══ Page text ══

The eminent jurist, Oliver Wendell Holmes, Jr., understood this notion well when he wrote that your task as lawyers "is to see the relation between your particular fact and the whole frame of the universe." The "whole frame of the universe" is God's idea, God's creation, God's action, God himself. Your "particular fact" as lawyers is God’s as well. As you engage your profession as lawyers, you continue God’s idea, his creative work, his noble action in the universe, in the world that is both your frame of reference and the context of your particular fact. A noble profession, a noble task and a noble, profound responsibility. Let no one doubt it.
We live in a larger world, however, where belief in God cannot always be presumed, where faith often finds not only closed minds but closed hearts as well. It should come as no surprise, therefore, that God's actions --- that God himself --- is subject to great doubt and significant scrutiny. Because of that, true religious freedom as it has been honored in our law is at risk. Perhaps God exists. Perhaps God created the world but the chasm between God and humanity seems to grow wider and deeper the further we get from that first moment of his creation and from the eventual moment of his redemption. God disappears, belief evaporates, faith vanishes and law no longer support religious freedom. We all lose.

═══
══ Stored records ══

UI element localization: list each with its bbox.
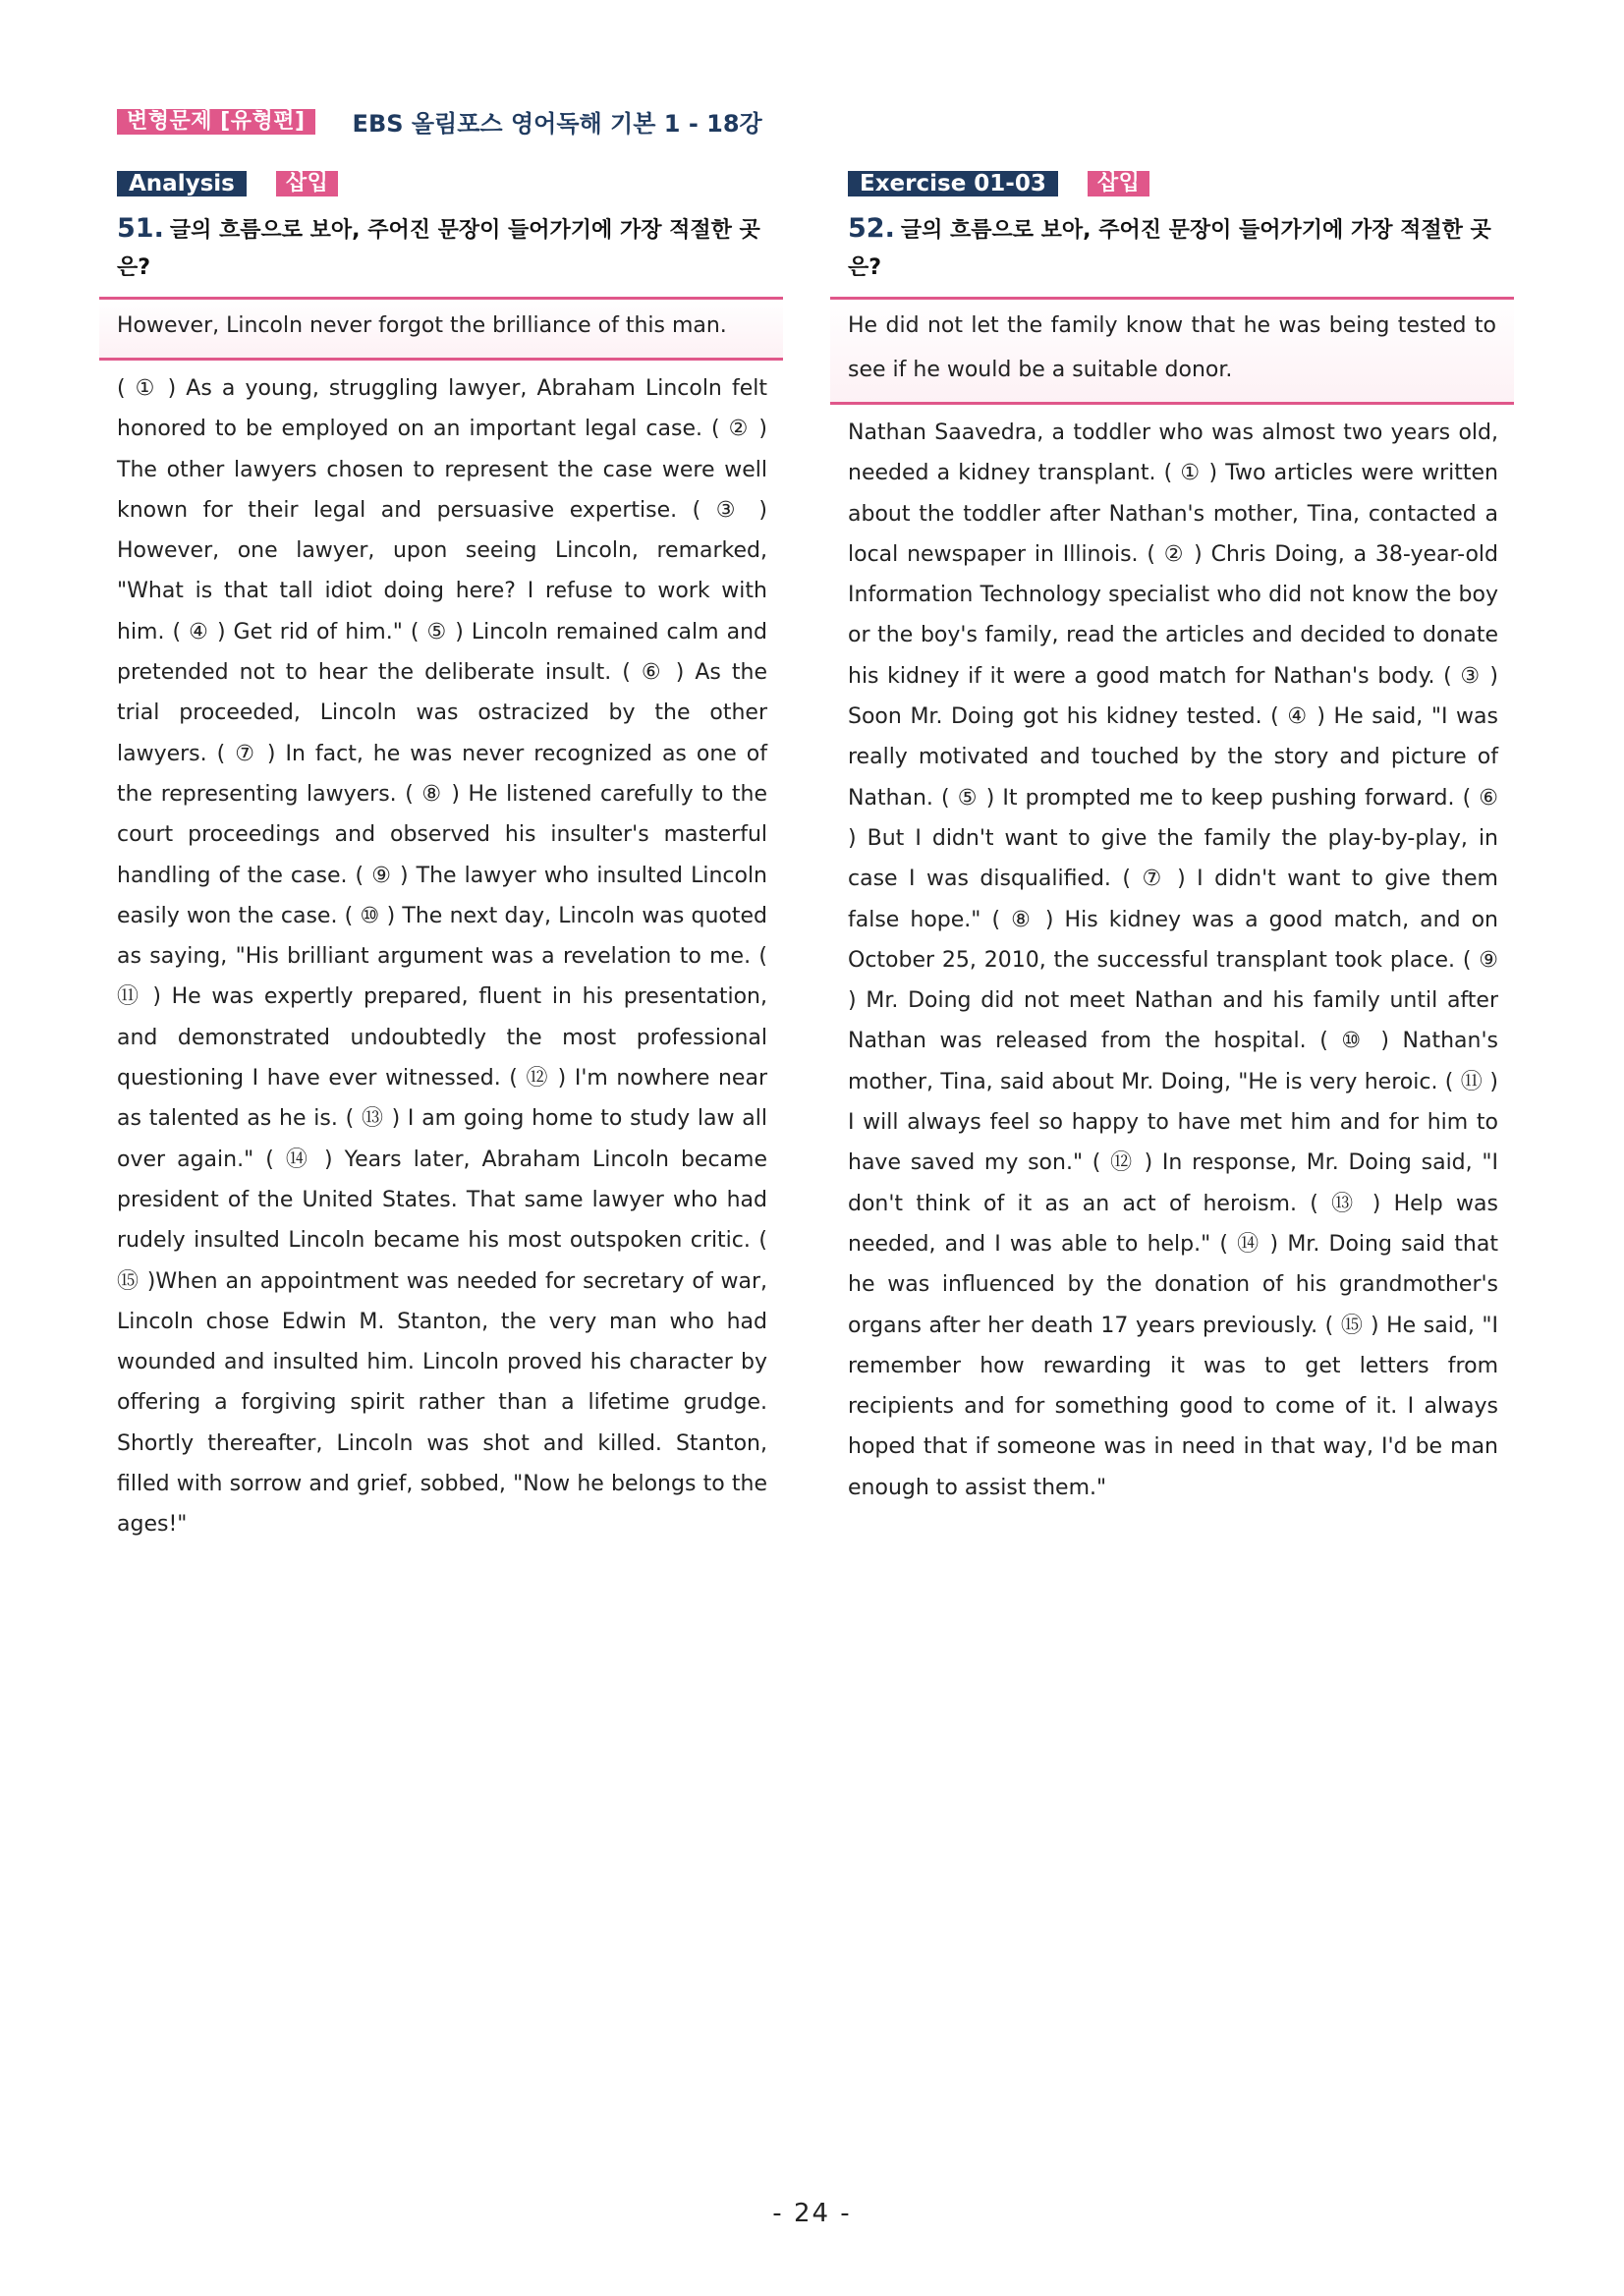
page-number: - 24 - [772, 2199, 852, 2228]
right-question-number: 52. [848, 213, 895, 244]
right-tag-type: 삽입 [1088, 171, 1150, 196]
left-question-number: 51. [117, 213, 164, 244]
right-question [848, 210, 1514, 287]
left-passage: ( ① ) As a young, struggling lawyer, Abraham Lincoln felt honored to be employed on an important legal case. ( ② ) The other lawyers chosen to represent the case were well known for their legal and persuasive expertise. ( ③ ) However, one lawyer, upon seeing Lincoln, remarked, "What is that tall idiot doing here? I refuse to work with him. ( ④ ) Get rid of him." ( ⑤ ) Lincoln remained calm and pretended not to hear the deliberate insult. ( ⑥ ) As the trial proceeded, Lincoln was ostracized by the other lawyers. ( ⑦ ) In fact, he was never recognized as one of the representing lawyers. ( ⑧ ) He listened carefully to the court proceedings and observed his insulter's masterful handling of the case. ( ⑨ ) The lawyer who insulted Lincoln easily won the case. ( ⑩ ) The next day, Lincoln was quoted as saying, "His brilliant argument was a revelation to me. ( ⑪ ) He was expertly prepared, fluent in his presentation, and demonstrated undoubtedly the most professional questioning I have ever witnessed. ( ⑫ ) I'm nowhere near as talented as he is. ( ⑬ ) I am going home to study law all over again." ( ⑭ ) Years later, Abraham Lincoln became president of the United States. That same lawyer who had rudely insulted Lincoln became his most outspoken critic. ( ⑮ )When an appointment was needed for secretary of war, Lincoln chose Edwin M. Stanton, the very man who had wounded and insulted him. Lincoln proved his character by offering a forgiving spirit rather than a lifetime grudge. Shortly thereafter, Lincoln was shot and killed. Stanton, filled with sorrow and grief, sobbed, "Now he belongs to the ages!" [117, 376, 767, 1538]
left-column [99, 171, 783, 1545]
right-passage: Nathan Saavedra, a toddler who was almost two years old, needed a kidney transplant. ( ① ) Two articles were written about the toddler after Nathan's mother, Tina, contacted a local newspaper in Illinois. ( ② ) Chris Doing, a 38-year-old Information Technology specialist who did not know the boy or the boy's family, read the articles and decided to donate his kidney if it were a good match for Nathan's body. ( ③ ) Soon Mr. Doing got his kidney tested. ( ④ ) He said, "I was really motivated and touched by the story and picture of Nathan. ( ⑤ ) It prompted me to keep pushing forward. ( ⑥ ) But I didn't want to give the family the play-by-play, in case I was disqualified. ( ⑦ ) I didn't want to give them false hope." ( ⑧ ) His kidney was a good match, and on October 25, 2010, the successful transplant took place. ( ⑨ ) Mr. Doing did not meet Nathan and his family until after Nathan was released from the hospital. ( ⑩ ) Nathan's mother, Tina, said about Mr. Doing, "He is very heroic. ( ⑪ ) I will always feel so happy to have met him and for him to have saved my son." ( ⑫ ) In response, Mr. Doing said, "I don't think of it as an act of heroism. ( ⑬ ) Help was needed, and I was able to help." ( ⑭ ) Mr. Doing said that he was influenced by the donation of his grandmother's organs after her death 17 years previously. ( ⑮ ) He said, "I remember how rewarding it was to get letters from recipients and for something good to come of it. I always hoped that if someone was in need in that way, I'd be man enough to assist them." [848, 420, 1498, 1500]
right-tag-main: Exercise 01-03 [848, 171, 1058, 196]
right-column [830, 171, 1514, 1508]
left-tag-type: 삽입 [276, 171, 339, 196]
right-given-sentence: He did not let the family know that he was being tested to see if he would be a suitable donor. [830, 297, 1514, 405]
right-tags [848, 171, 1514, 196]
header-badge: 변형문제 [유형편] [117, 109, 315, 135]
left-tags [117, 171, 783, 196]
left-given-sentence: However, Lincoln never forgot the brilliance of this man. [99, 297, 783, 361]
page-header [117, 104, 762, 139]
left-question [117, 210, 783, 287]
header-title: EBS 올림포스 영어독해 기본 1 - 18강 [352, 110, 762, 138]
left-question-text: 글의 흐름으로 보아, 주어진 문장이 들어가기에 가장 적절한 곳은? [117, 218, 760, 280]
left-tag-main: Analysis [117, 171, 247, 196]
right-question-text: 글의 흐름으로 보아, 주어진 문장이 들어가기에 가장 적절한 곳은? [848, 218, 1491, 280]
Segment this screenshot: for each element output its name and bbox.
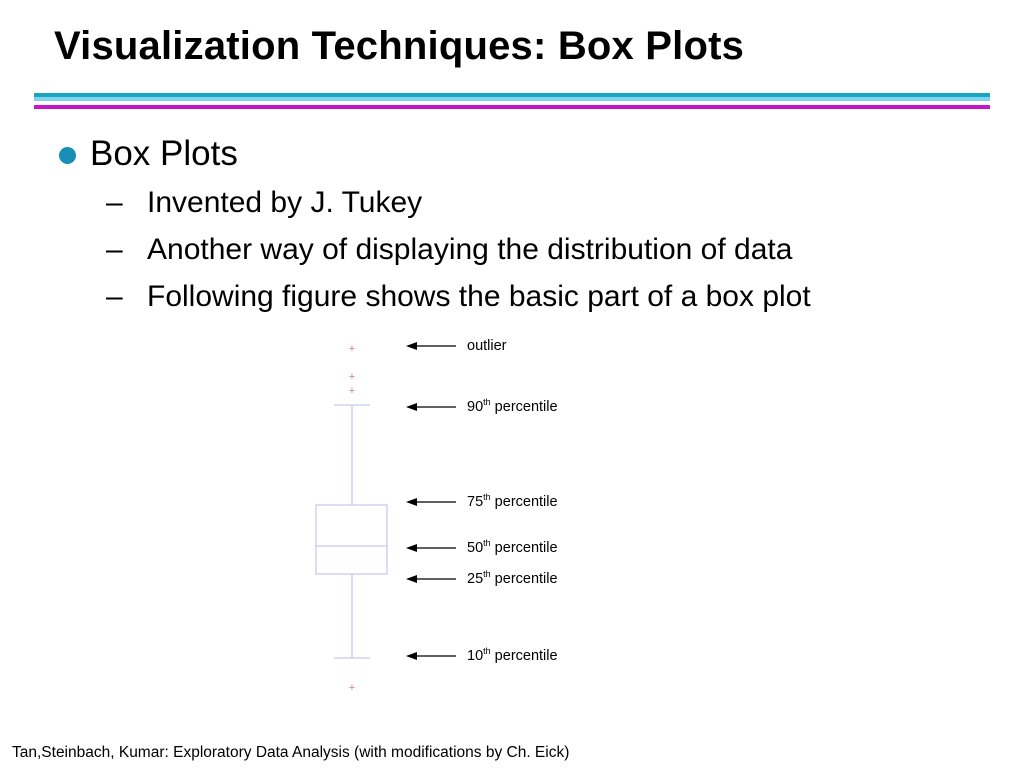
label-outlier: outlier — [467, 338, 507, 354]
bullet-box-plots: Box Plots — [90, 134, 238, 173]
label-50th-percentile: 50th percentile — [467, 538, 558, 556]
dash-icon: – — [106, 233, 123, 266]
label-25th-percentile: 25th percentile — [467, 569, 558, 587]
slide-footer: Tan,Steinbach, Kumar: Exploratory Data Analysis (with modifications by Ch. Eick) — [12, 744, 570, 761]
outlier-marker: + — [348, 385, 356, 397]
arrow-p10 — [406, 652, 456, 660]
arrow-p90 — [406, 403, 456, 411]
arrow-p75 — [406, 498, 456, 506]
sub-bullet-figure: Following figure shows the basic part of a box plot — [147, 280, 811, 313]
annotation-arrows — [406, 342, 456, 660]
arrow-p50 — [406, 544, 456, 552]
box-plot — [316, 343, 387, 694]
slide-title: Visualization Techniques: Box Plots — [54, 24, 745, 68]
arrow-outlier — [406, 342, 456, 350]
interquartile-box — [316, 505, 387, 574]
sub-bullet-distribution: Another way of displaying the distribution of data — [147, 233, 793, 266]
outlier-marker: + — [348, 343, 356, 355]
sub-bullet-tukey: Invented by J. Tukey — [147, 186, 423, 219]
label-75th-percentile: 75th percentile — [467, 492, 558, 510]
outlier-marker: + — [348, 371, 356, 383]
arrow-p25 — [406, 575, 456, 583]
label-10th-percentile: 10th percentile — [467, 646, 558, 664]
dash-icon: – — [106, 186, 123, 219]
outlier-marker: + — [348, 682, 356, 694]
label-90th-percentile: 90th percentile — [467, 397, 558, 415]
dash-icon: – — [106, 280, 123, 313]
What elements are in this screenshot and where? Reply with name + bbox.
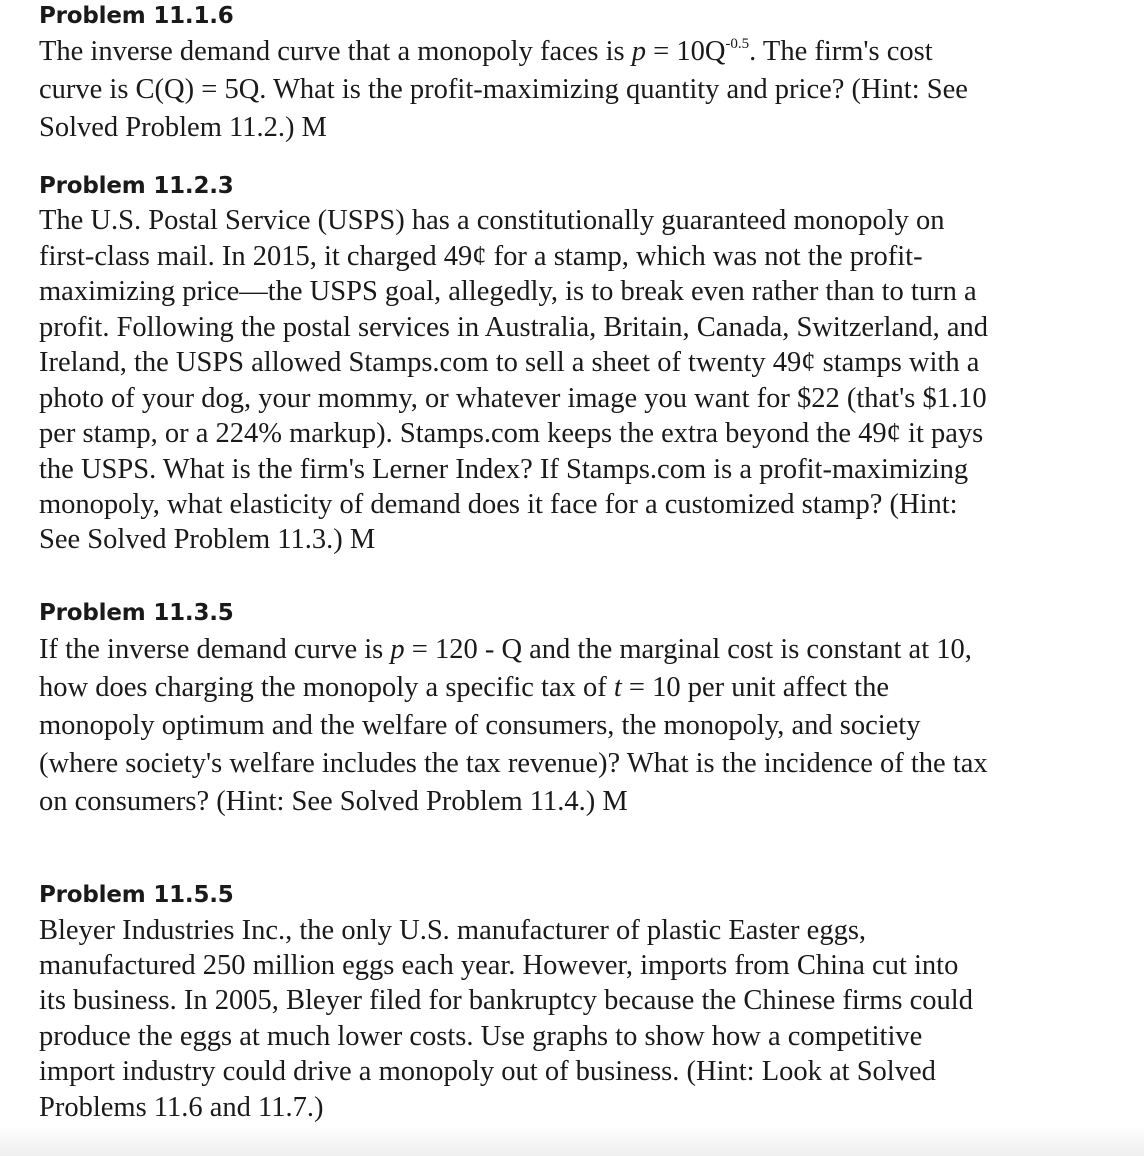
problem-text-line: maximizing price—the USPS goal, allegedly, is to break even rather than to turn a: [39, 276, 977, 307]
problem-text-line: See Solved Problem 11.3.) M: [39, 524, 376, 555]
problem-title: Problem 11.1.6: [39, 3, 234, 29]
problem-text-line: photo of your dog, your mommy, or whatever image you want for $22 (that's $1.10: [39, 383, 987, 414]
problem-text-line: import industry could drive a monopoly out of business. (Hint: Look at Solved: [39, 1056, 936, 1087]
problem-text-line: Ireland, the USPS allowed Stamps.com to sell a sheet of twenty 49¢ stamps with a: [39, 347, 980, 378]
problem-text-line: curve is C(Q) = 5Q. What is the profit-maximizing quantity and price? (Hint: See: [39, 74, 968, 105]
problem-text-line: how does charging the monopoly a specific tax of t = 10 per unit affect the: [39, 672, 889, 703]
problem-text-line: Problems 11.6 and 11.7.): [39, 1092, 324, 1123]
problem-text-line: produce the eggs at much lower costs. Use graphs to show how a competitive: [39, 1021, 923, 1052]
problem-text-line: manufactured 250 million eggs each year. However, imports from China cut into: [39, 950, 959, 981]
problem-text-line: (where society's welfare includes the tax revenue)? What is the incidence of the tax: [39, 748, 988, 779]
problem-title: Problem 11.5.5: [39, 882, 234, 908]
problem-text-line: monopoly, what elasticity of demand does it face for a customized stamp? (Hint:: [39, 489, 958, 520]
problem-text-line: Bleyer Industries Inc., the only U.S. manufacturer of plastic Easter eggs,: [39, 915, 867, 946]
problem-text-line: on consumers? (Hint: See Solved Problem 11.4.) M: [39, 786, 628, 817]
problem-title: Problem 11.2.3: [39, 173, 234, 199]
problem-text-line: the USPS. What is the firm's Lerner Index? If Stamps.com is a profit-maximizing: [39, 454, 969, 485]
problem-text-line: Solved Problem 11.2.) M: [39, 112, 327, 143]
problem-title: Problem 11.3.5: [39, 600, 234, 626]
problem-text-line: profit. Following the postal services in Australia, Britain, Canada, Switzerland, and: [39, 312, 989, 343]
problem-text-line: per stamp, or a 224% markup). Stamps.com keeps the extra beyond the 49¢ it pays: [39, 418, 984, 449]
problem-text-line: If the inverse demand curve is p = 120 - Q and the marginal cost is constant at 10,: [39, 634, 972, 665]
problem-text-line: The inverse demand curve that a monopoly faces is $p = 10Q^{-0.5}$. The firm's cost: [39, 36, 933, 67]
problem-text-line: The U.S. Postal Service (USPS) has a constitutionally guaranteed monopoly on: [39, 205, 945, 236]
problem-text-line: its business. In 2005, Bleyer filed for bankruptcy because the Chinese firms could: [39, 985, 973, 1016]
problem-text-line: monopoly optimum and the welfare of consumers, the monopoly, and society: [39, 710, 921, 741]
page-bottom-edge: [0, 1126, 1144, 1156]
problem-text-line: first-class mail. In 2015, it charged 49¢ for a stamp, which was not the profit-: [39, 241, 923, 272]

═══

# The request
In the passage on law and faith, list every item that the "whole frame of the universe" is said to be.

# Answer below
God's idea, God's creation, God's action, God himself